──────── The input ────────

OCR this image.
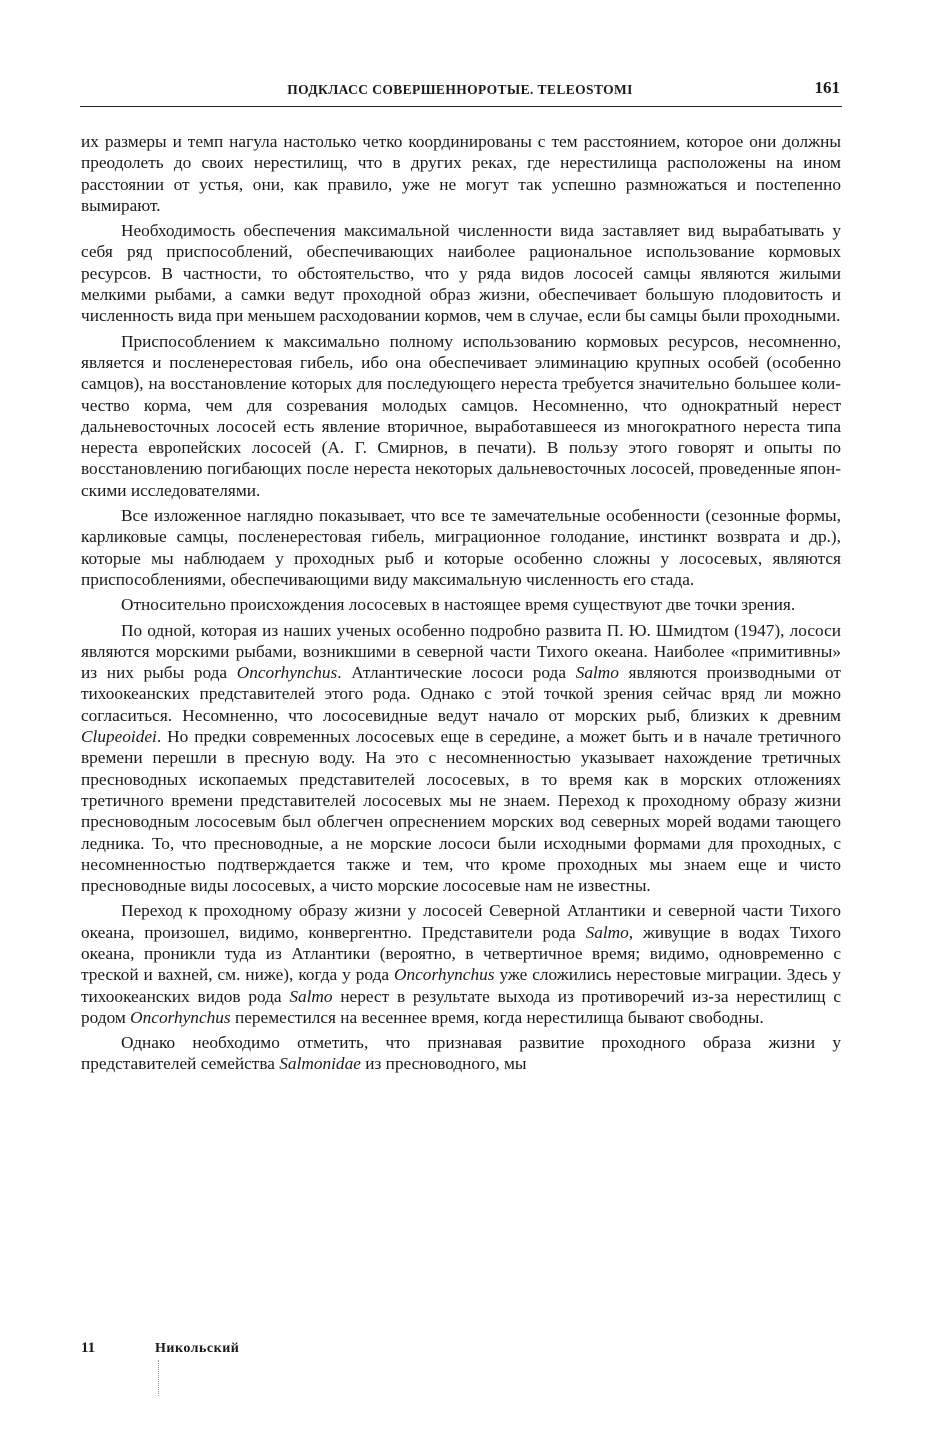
ПОДКЛАСС СОВЕРШЕННОРОТЫЕ. TELEOSTOMI	161

их размеры и темп нагула настолько четко координированы с тем расстоянием, которое они должны преодолеть до своих нерестилищ, что в других реках, где нерестилища расположены на ином расстоянии от устья, они, как правило, уже не могут так успешно размножаться и постепенно вымирают.

Необходимость обеспечения максимальной численности вида заставляет вид вырабатывать у себя ряд приспособлений, обеспечивающих наиболее рациональное использование кормовых ресурсов. В частности, то обстоятельство, что у ряда видов лососей самцы являются жилыми мелкими рыбами, а самки ведут проходной образ жизни, обеспечивает большую плодовитость и численность вида при меньшем расходовании кормов, чем в случае, если бы самцы были проходными.

Приспособлением к максимально полному использованию кормовых ресурсов, несомненно, является и посленерестовая гибель, ибо она обеспечивает элиминацию крупных особей (особенно самцов), на восстановление которых для последующего нереста требуется значительно большее количество корма, чем для созревания молодых самцов. Несомненно, что однократный нерест дальневосточных лососей есть явление вторичное, выработавшееся из многократного нереста типа нереста европейских лососей (А. Г. Смирнов, в печати). В пользу этого говорят и опыты по восстановлению погибающих после нереста некоторых дальневосточных лососей, проведенные японскими исследователями.

Все изложенное наглядно показывает, что все те замечательные особенности (сезонные формы, карликовые самцы, посленерестовая гибель, миграционное голодание, инстинкт возврата и др.), которые мы наблюдаем у проходных рыб и которые особенно сложны у лососевых, являются приспособлениями, обеспечивающими виду максимальную численность его стада.

Относительно происхождения лососевых в настоящее время существуют две точки зрения.

По одной, которая из наших ученых особенно подробно развита П. Ю. Шмидтом (1947), лососи являются морскими рыбами, возникшими в северной части Тихого океана. Наиболее «примитивны» из них рыбы рода Oncorhynchus. Атлантические лососи рода Salmo являются производными от тихоокеанских представителей этого рода. Однако с этой точкой зрения сейчас вряд ли можно согласиться. Несомненно, что лососевидные ведут начало от морских рыб, близких к древним Clupeoidei. Но предки современных лососевых еще в середине, а может быть и в начале третичного времени перешли в пресную воду. На это с несомненностью указывает нахождение третичных пресноводных ископаемых представителей лососевых, в то время как в морских отложениях третичного времени представителей лососевых мы не знаем. Переход к проходному образу жизни пресноводным лососевым был облегчен опреснением морских вод северных морей водами тающего ледника. То, что пресноводные, а не морские лососи были исходными формами для проходных, с несомненностью подтверждается также и тем, что кроме проходных мы знаем еще и чисто пресноводные виды лососевых, а чисто морские лососевые нам не известны.

Переход к проходному образу жизни у лососей Северной Атлантики и северной части Тихого океана, произошел, видимо, конвергентно. Представители рода Salmo, живущие в водах Тихого океана, проникли туда из Атлантики (вероятно, в четвертичное время; видимо, одновременно с треской и вахней, см. ниже), когда у рода Oncorhynchus уже сложились нерестовые миграции. Здесь у тихоокеанских видов рода Salmo нерест в результате выхода из противоречий из-за нерестилищ с родом Oncorhynchus переместился на весеннее время, когда нерестилища бывают свободны.

Однако необходимо отметить, что признавая развитие проходного образа жизни у представителей семейства Salmonidae из пресноводного, мы

11	Никольский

────────

**Exercise brief:**
All of the lines above should be printed exactly, minus the pictures.

**Output below:**
OCR this image.
ПОДКЛАСС СОВЕРШЕННОРОТЫЕ. TELEOSTOMI	161

их размеры и темп нагула настолько четко координированы с тем расстоянием, которое они должны преодолеть до своих нерестилищ, что в других реках, где нерестилища расположены на ином расстоянии от устья, они, как правило, уже не могут так успешно размножаться и постепенно вымирают.

Необходимость обеспечения максимальной численности вида заставляет вид вырабатывать у себя ряд приспособлений, обеспечивающих наиболее рациональное использование кормовых ресурсов. В частности, то обстоятельство, что у ряда видов лососей самцы являются жилыми мелкими рыбами, а самки ведут проходной образ жизни, обеспечивает большую плодовитость и численность вида при меньшем расходовании кормов, чем в случае, если бы самцы были проходными.

Приспособлением к максимально полному использованию кормовых ресурсов, несомненно, является и посленерестовая гибель, ибо она обеспечивает элиминацию крупных особей (особенно самцов), на восстановление которых для последующего нереста требуется значительно большее количество корма, чем для созревания молодых самцов. Несомненно, что однократный нерест дальневосточных лососей есть явление вторичное, выработавшееся из многократного нереста типа нереста европейских лососей (А. Г. Смирнов, в печати). В пользу этого говорят и опыты по восстановлению погибающих после нереста некоторых дальневосточных лососей, проведенные японскими исследователями.

Все изложенное наглядно показывает, что все те замечательные особенности (сезонные формы, карликовые самцы, посленерестовая гибель, миграционное голодание, инстинкт возврата и др.), которые мы наблюдаем у проходных рыб и которые особенно сложны у лососевых, являются приспособлениями, обеспечивающими виду максимальную численность его стада.

Относительно происхождения лососевых в настоящее время существуют две точки зрения.

По одной, которая из наших ученых особенно подробно развита П. Ю. Шмидтом (1947), лососи являются морскими рыбами, возникшими в северной части Тихого океана. Наиболее «примитивны» из них рыбы рода Oncorhynchus. Атлантические лососи рода Salmo являются производными от тихоокеанских представителей этого рода. Однако с этой точкой зрения сейчас вряд ли можно согласиться. Несомненно, что лососевидные ведут начало от морских рыб, близких к древним Clupeoidei. Но предки современных лососевых еще в середине, а может быть и в начале третичного времени перешли в пресную воду. На это с несомненностью указывает нахождение третичных пресноводных ископаемых представителей лососевых, в то время как в морских отложениях третичного времени представителей лососевых мы не знаем. Переход к проходному образу жизни пресноводным лососевым был облегчен опреснением морских вод северных морей водами тающего ледника. То, что пресноводные, а не морские лососи были исходными формами для проходных, с несомненностью подтверждается также и тем, что кроме проходных мы знаем еще и чисто пресноводные виды лососевых, а чисто морские лососевые нам не известны.

Переход к проходному образу жизни у лососей Северной Атлантики и северной части Тихого океана, произошел, видимо, конвергентно. Представители рода Salmo, живущие в водах Тихого океана, проникли туда из Атлантики (вероятно, в четвертичное время; видимо, одновременно с треской и вахней, см. ниже), когда у рода Oncorhynchus уже сложились нерестовые миграции. Здесь у тихоокеанских видов рода Salmo нерест в результате выхода из противоречий из-за нерестилищ с родом Oncorhynchus переместился на весеннее время, когда нерестилища бывают свободны.

Однако необходимо отметить, что признавая развитие проходного образа жизни у представителей семейства Salmonidae из пресноводного, мы

11	Никольский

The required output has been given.